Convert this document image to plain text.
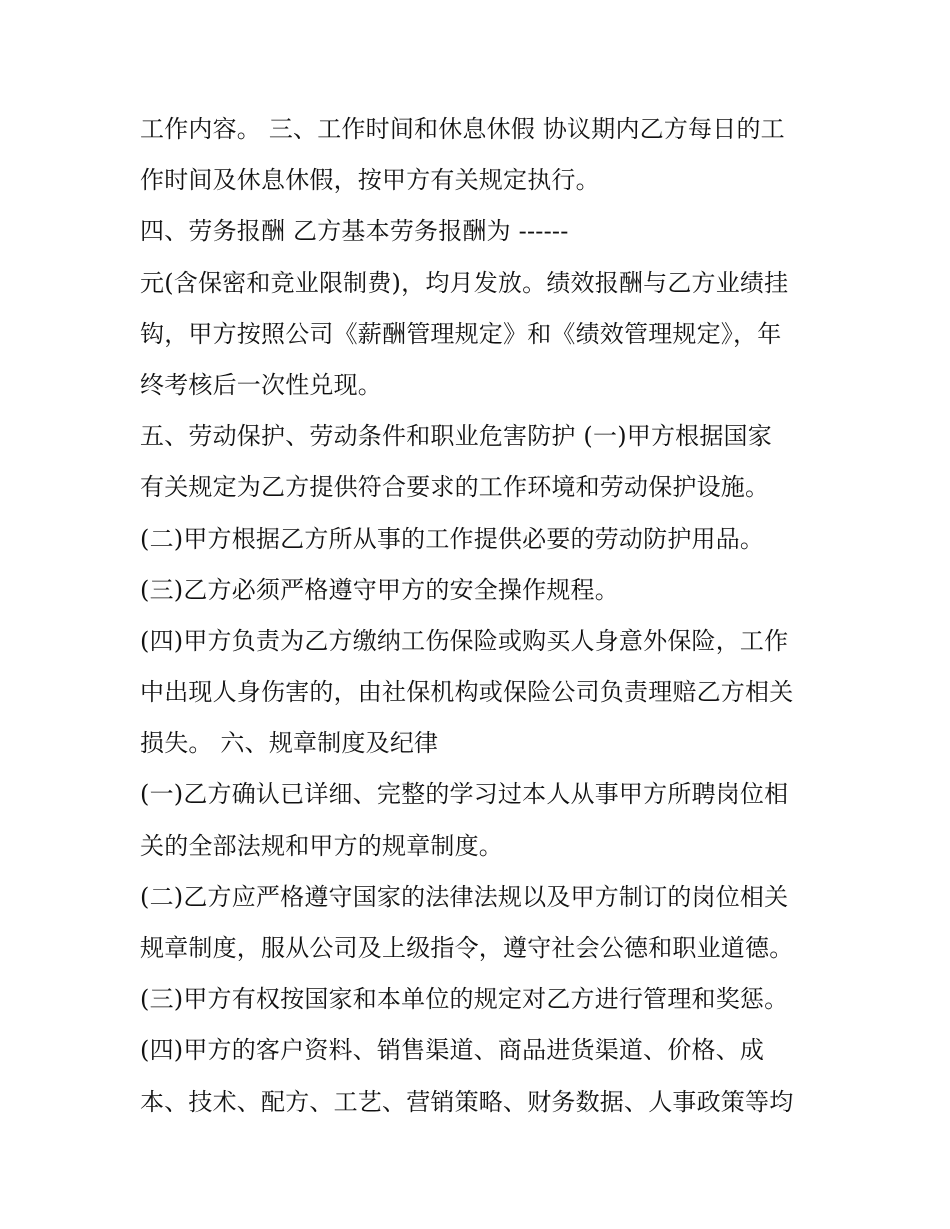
工作内容。 三、工作时间和休息休假 协议期内乙方每日的工
作时间及休息休假，按甲方有关规定执行。
四、劳务报酬 乙方基本劳务报酬为 ------
元(含保密和竞业限制费)，均月发放。绩效报酬与乙方业绩挂
钩，甲方按照公司《薪酬管理规定》和《绩效管理规定》，年
终考核后一次性兑现。
五、劳动保护、劳动条件和职业危害防护 (一)甲方根据国家
有关规定为乙方提供符合要求的工作环境和劳动保护设施。
(二)甲方根据乙方所从事的工作提供必要的劳动防护用品。
(三)乙方必须严格遵守甲方的安全操作规程。
(四)甲方负责为乙方缴纳工伤保险或购买人身意外保险，工作
中出现人身伤害的，由社保机构或保险公司负责理赔乙方相关
损失。 六、规章制度及纪律
(一)乙方确认已详细、完整的学习过本人从事甲方所聘岗位相
关的全部法规和甲方的规章制度。
(二)乙方应严格遵守国家的法律法规以及甲方制订的岗位相关
规章制度，服从公司及上级指令，遵守社会公德和职业道德。
(三)甲方有权按国家和本单位的规定对乙方进行管理和奖惩。
(四)甲方的客户资料、销售渠道、商品进货渠道、价格、成
本、技术、配方、工艺、营销策略、财务数据、人事政策等均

What you have to do
Leave out the pictures and restate everything else word for word.

Exercise output
Convert this document image to plain text.
工作内容。 三、工作时间和休息休假 协议期内乙方每日的工
作时间及休息休假，按甲方有关规定执行。
四、劳务报酬 乙方基本劳务报酬为 ------
元(含保密和竞业限制费)，均月发放。绩效报酬与乙方业绩挂
钩，甲方按照公司《薪酬管理规定》和《绩效管理规定》，年
终考核后一次性兑现。
五、劳动保护、劳动条件和职业危害防护 (一)甲方根据国家
有关规定为乙方提供符合要求的工作环境和劳动保护设施。
(二)甲方根据乙方所从事的工作提供必要的劳动防护用品。
(三)乙方必须严格遵守甲方的安全操作规程。
(四)甲方负责为乙方缴纳工伤保险或购买人身意外保险，工作
中出现人身伤害的，由社保机构或保险公司负责理赔乙方相关
损失。 六、规章制度及纪律
(一)乙方确认已详细、完整的学习过本人从事甲方所聘岗位相
关的全部法规和甲方的规章制度。
(二)乙方应严格遵守国家的法律法规以及甲方制订的岗位相关
规章制度，服从公司及上级指令，遵守社会公德和职业道德。
(三)甲方有权按国家和本单位的规定对乙方进行管理和奖惩。
(四)甲方的客户资料、销售渠道、商品进货渠道、价格、成
本、技术、配方、工艺、营销策略、财务数据、人事政策等均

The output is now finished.